Rz. 2

Arbeitnehmer ist nach Rechtsprechung, herrschender Lehre und auch nach der Regelung des § 611a Abs. 1 BGB, wer aufgrund eines privatrechtlichen Vertrags im Dienste eines anderen zur Leistung weisungsgebundener, fremdbestimmter Arbeit in persönlicher Abhängigkeit verpflichtet ist.[1] Diese kurze Definition enthält verschiedene Tatbestandsmerkmale, die im Einzelfall näher zu konkretisieren sind.

[1] Ständige Rspr. des BAG z. B. BAG, Urteil v. 12.9.1996, 5 AZR 104/95[4]; BAG, Urteil v. 24.3.2004, 5 AZR 233/03; BAG, Urteil v. 27.9.2012, 2 AZR 838/11.

2.1 Privatrechtlicher Vertrag

 

Rz. 3

Ein Arbeitsverhältnis wird durch einen privatrechtlichen Vertrag nach § 611a Abs. 1 BGB begründet. § 611a Abs. 1 BGB regelt in Anlehnung an die Rechtsprechung des Bundesarbeitsgerichts (BAG) den Arbeitsvertrag. Für die Feststellung, ob ein Arbeitsvertrag vorliegt, ist eine Gesamtbetrachtung aller Umstände vorzunehmen. Zeigt die tatsächliche Durchführung des Vertragsverhältnisses, dass es sich um ein Arbeitsverhältnis handelt, kommt es auf die Bezeichnung im Vertrag nicht an.[1]

 

Rz. 4

Bei der Frage, ob ein Vertragsverhältnis als Arbeitsverhältnis oder freier Dienstvertrag einzuordnen ist, ist die Privatautonomie bezüglich der Rechtsformwahl stark eingeschränkt. Der Rechtsbegriff des Arbeitnehmers ist Bestandteil des Arbeitnehmerschutzrechts und daher weder vertrags- noch tarifdispositiv.[2] Es ist also nicht entscheidend, wie die Parteien das Vertragsverhältnis selbst bezeichnen, denn der rechtliche Status des Arbeitnehmers richtet sich nicht nach den Wünschen und Vorstellungen der Vertragspartner. Es richtet sich einzig danach, wie die Vertragsbeziehung nach ihrem Geschäftsinhalt objektiv einzuordnen ist. Der wirkliche Vertragsinhalt ist der praktischen Durchführung des Vertrags selbst zu entnehmen. Weichen ausdrücklich getroffene Vereinbarung und praktische Durchführung voneinander ab, so ist die tatsächliche Handhabung maßgeblich, denn sie lässt Rückschlüsse darauf zu, von welchen Rechten und Pflichten die Parteien selbst tatsächlich ausgehen . Entscheidend für die Abgrenzung sind die Umstände der Dienstleistung, nicht aber die Modalitäten der Entgeltzahlung oder andere formelle Merkmale wie etwa Abführung von Umsatzsteuer oder Gewerbeanmeldung.

> **Rohdaten**
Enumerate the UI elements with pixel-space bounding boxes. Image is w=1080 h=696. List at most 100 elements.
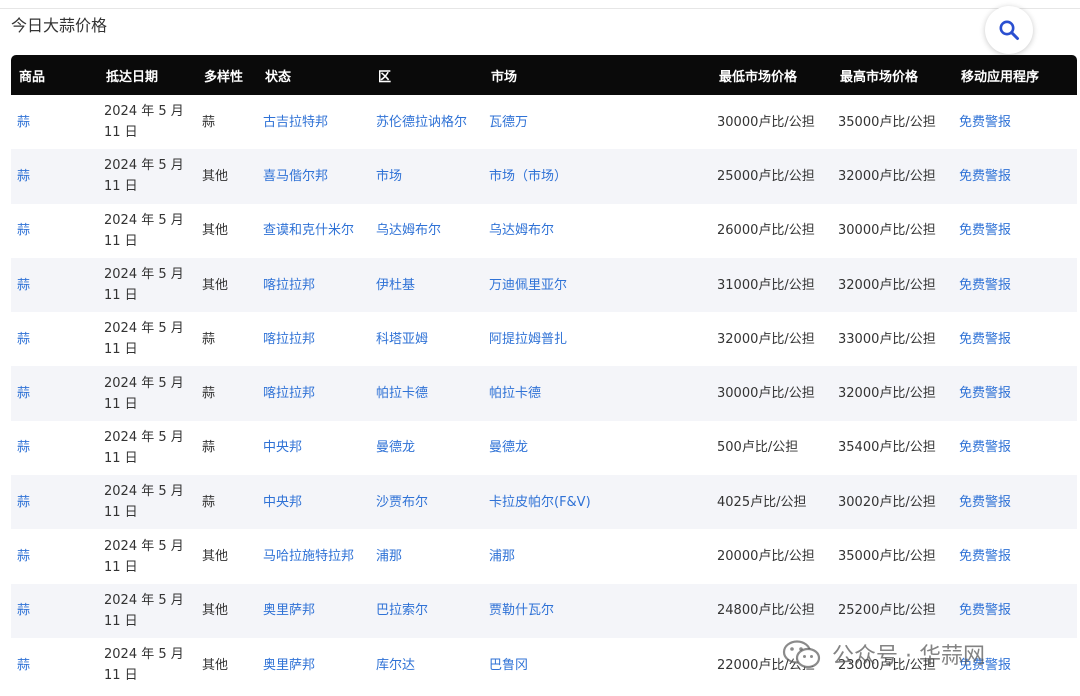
- date-line: 11 日: [104, 559, 138, 575]
- cell-district[interactable]: 浦那: [370, 529, 483, 583]
- cell-arrival-date: 2024 年 5 月 11 日: [98, 584, 196, 638]
- cell-market[interactable]: 巴鲁冈: [483, 638, 711, 692]
- table-row: 蒜 2024 年 5 月 11 日蒜古吉拉特邦 苏伦德拉讷格尔 瓦德万 30000卢比/公…: [11, 95, 1077, 149]
- date-line: 11 日: [104, 396, 138, 412]
- cell-state[interactable]: 查谟和克什米尔: [257, 204, 370, 258]
- cell-commodity[interactable]: 蒜: [11, 366, 98, 420]
- header-variety: 多样性: [204, 69, 244, 85]
- cell-free-alert[interactable]: 免费警报: [953, 95, 1077, 149]
- cell-min-price: 500卢比/公担: [717, 440, 799, 456]
- cell-state[interactable]: 喀拉拉邦: [257, 366, 370, 420]
- cell-min-price: 4025卢比/公担: [717, 494, 807, 510]
- date-line: 2024 年 5 月: [104, 538, 184, 554]
- cell-max-price: 23000卢比/公担: [838, 657, 936, 673]
- search-button[interactable]: [985, 6, 1033, 54]
- cell-free-alert[interactable]: 免费警报: [953, 638, 1077, 692]
- cell-variety: 蒜: [202, 114, 216, 130]
- cell-market[interactable]: 万迪佩里亚尔: [483, 258, 711, 312]
- cell-district[interactable]: 市场: [370, 149, 483, 203]
- cell-market[interactable]: 乌达姆布尔: [483, 204, 711, 258]
- cell-variety: 其他: [202, 549, 229, 565]
- cell-max-price: 25200卢比/公担: [838, 603, 936, 619]
- header-max-price: 最高市场价格: [840, 69, 919, 85]
- cell-state[interactable]: 喜马偕尔邦: [257, 149, 370, 203]
- cell-district[interactable]: 帕拉卡德: [370, 366, 483, 420]
- cell-free-alert[interactable]: 免费警报: [953, 421, 1077, 475]
- cell-variety: 其他: [202, 657, 229, 673]
- cell-variety: 蒜: [202, 386, 216, 402]
- cell-district[interactable]: 沙贾布尔: [370, 475, 483, 529]
- cell-commodity[interactable]: 蒜: [11, 638, 98, 692]
- cell-state[interactable]: 中央邦: [257, 421, 370, 475]
- cell-state[interactable]: 喀拉拉邦: [257, 258, 370, 312]
- cell-state[interactable]: 马哈拉施特拉邦: [257, 529, 370, 583]
- cell-free-alert[interactable]: 免费警报: [953, 204, 1077, 258]
- date-line: 2024 年 5 月: [104, 104, 184, 120]
- cell-market[interactable]: 贾勒什瓦尔: [483, 584, 711, 638]
- cell-variety: 其他: [202, 168, 229, 184]
- cell-commodity[interactable]: 蒜: [11, 204, 98, 258]
- table-row: 蒜 2024 年 5 月 11 日蒜喀拉拉邦 科塔亚姆 阿提拉姆普扎 32000卢比/公担…: [11, 312, 1077, 366]
- cell-commodity[interactable]: 蒜: [11, 529, 98, 583]
- cell-arrival-date: 2024 年 5 月 11 日: [98, 312, 196, 366]
- table-header-row: 商品 抵达日期 多样性 状态 区 市场 最低市场价格 最高市场价格 移动应用程序: [11, 55, 1077, 95]
- cell-state[interactable]: 古吉拉特邦: [257, 95, 370, 149]
- cell-commodity[interactable]: 蒜: [11, 475, 98, 529]
- header-min-price: 最低市场价格: [719, 69, 798, 85]
- cell-state[interactable]: 奥里萨邦: [257, 584, 370, 638]
- cell-commodity[interactable]: 蒜: [11, 258, 98, 312]
- cell-state[interactable]: 中央邦: [257, 475, 370, 529]
- cell-state[interactable]: 奥里萨邦: [257, 638, 370, 692]
- header-mobile-app: 移动应用程序: [961, 69, 1040, 85]
- cell-market[interactable]: 市场（市场）: [483, 149, 711, 203]
- cell-free-alert[interactable]: 免费警报: [953, 258, 1077, 312]
- cell-min-price: 20000卢比/公担: [717, 549, 815, 565]
- cell-market[interactable]: 卡拉皮帕尔(F&V): [483, 475, 711, 529]
- header-market: 市场: [491, 69, 518, 85]
- date-line: 2024 年 5 月: [104, 429, 184, 445]
- table-row: 蒜 2024 年 5 月 11 日 其他 喀拉拉邦 伊杜基 万迪佩里亚尔 31000卢比/公担…: [11, 257, 1077, 313]
- cell-district[interactable]: 科塔亚姆: [370, 312, 483, 366]
- cell-variety: 其他: [202, 223, 229, 239]
- cell-free-alert[interactable]: 免费警报: [953, 366, 1077, 420]
- cell-market[interactable]: 帕拉卡德: [483, 366, 711, 420]
- cell-free-alert[interactable]: 免费警报: [953, 475, 1077, 529]
- header-commodity: 商品: [19, 69, 46, 85]
- cell-market[interactable]: 浦那: [483, 529, 711, 583]
- cell-free-alert[interactable]: 免费警报: [953, 529, 1077, 583]
- cell-market[interactable]: 瓦德万: [483, 95, 711, 149]
- date-line: 11 日: [104, 233, 138, 249]
- cell-min-price: 30000卢比/公担: [717, 386, 815, 402]
- cell-market[interactable]: 阿提拉姆普扎: [483, 312, 711, 366]
- cell-min-price: 22000卢比/公担: [717, 657, 815, 673]
- cell-free-alert[interactable]: 免费警报: [953, 149, 1077, 203]
- cell-commodity[interactable]: 蒜: [11, 312, 98, 366]
- date-line: 2024 年 5 月: [104, 158, 184, 174]
- cell-free-alert[interactable]: 免费警报: [953, 312, 1077, 366]
- cell-market[interactable]: 曼德龙: [483, 421, 711, 475]
- magnifier-icon: [999, 20, 1019, 40]
- cell-district[interactable]: 苏伦德拉讷格尔: [370, 95, 483, 149]
- cell-free-alert[interactable]: 免费警报: [953, 584, 1077, 638]
- cell-district[interactable]: 伊杜基: [370, 258, 483, 312]
- table-row: 蒜 2024 年 5 月 11 日 其他 喜马偕尔邦 市场 市场（市场） 25000卢比/公担…: [11, 149, 1077, 204]
- top-divider: [0, 8, 1080, 9]
- cell-state[interactable]: 喀拉拉邦: [257, 312, 370, 366]
- cell-commodity[interactable]: 蒜: [11, 95, 98, 149]
- cell-commodity[interactable]: 蒜: [11, 149, 98, 203]
- cell-arrival-date: 2024 年 5 月 11 日: [98, 529, 196, 583]
- cell-district[interactable]: 巴拉索尔: [370, 584, 483, 638]
- date-line: 2024 年 5 月: [104, 321, 184, 337]
- cell-district[interactable]: 曼德龙: [370, 421, 483, 475]
- table-row: 蒜 2024 年 5 月 11 日其他 查谟和克什米尔 乌达姆布尔 乌达姆布尔 26000卢…: [11, 204, 1077, 258]
- table-row: 蒜 2024 年 5 月 11 日 其他 奥里萨邦 巴拉索尔 贾勒什瓦尔 24800卢比/公担…: [11, 583, 1077, 638]
- cell-district[interactable]: 库尔达: [370, 638, 483, 692]
- cell-commodity[interactable]: 蒜: [11, 584, 98, 638]
- cell-district[interactable]: 乌达姆布尔: [370, 204, 483, 258]
- cell-max-price: 32000卢比/公担: [838, 386, 936, 402]
- cell-arrival-date: 2024 年 5 月 11 日: [98, 149, 196, 203]
- table-row: 蒜 2024 年 5 月 11 日 其他 奥里萨邦 库尔达 巴鲁冈 22000卢比/公担 230…: [11, 638, 1077, 692]
- cell-min-price: 31000卢比/公担: [717, 277, 815, 293]
- table-body: 蒜 2024 年 5 月 11 日蒜古吉拉特邦 苏伦德拉讷格尔 瓦德万 30000卢比/公…: [11, 95, 1077, 692]
- cell-commodity[interactable]: 蒜: [11, 421, 98, 475]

> **Ziel**
Welche Passage im Text zum Arbeitnehmerbegriff beginnt bei „Arbeitnehmer ist nach“ und endet bei „2 AZR 838/11.“? Gib sie wortgetreu aus.

> **Die Antwort**
Arbeitnehmer ist nach Rechtsprechung, herrschender Lehre und auch nach der Regelung des § 611a Abs. 1 BGB, wer aufgrund eines privatrechtlichen Vertrags im Dienste eines anderen zur Leistung weisungsgebundener, fremdbestimmter Arbeit in persönlicher Abhängigkeit verpflichtet ist.[1] Diese kurze Definition enthält verschiedene Tatbestandsmerkmale, die im Einzelfall näher zu konkretisieren sind.

[1] Ständige Rspr. des BAG z. B. BAG, Urteil v. 12.9.1996, 5 AZR 104/95[4]; BAG, Urteil v. 24.3.2004, 5 AZR 233/03; BAG, Urteil v. 27.9.2012, 2 AZR 838/11.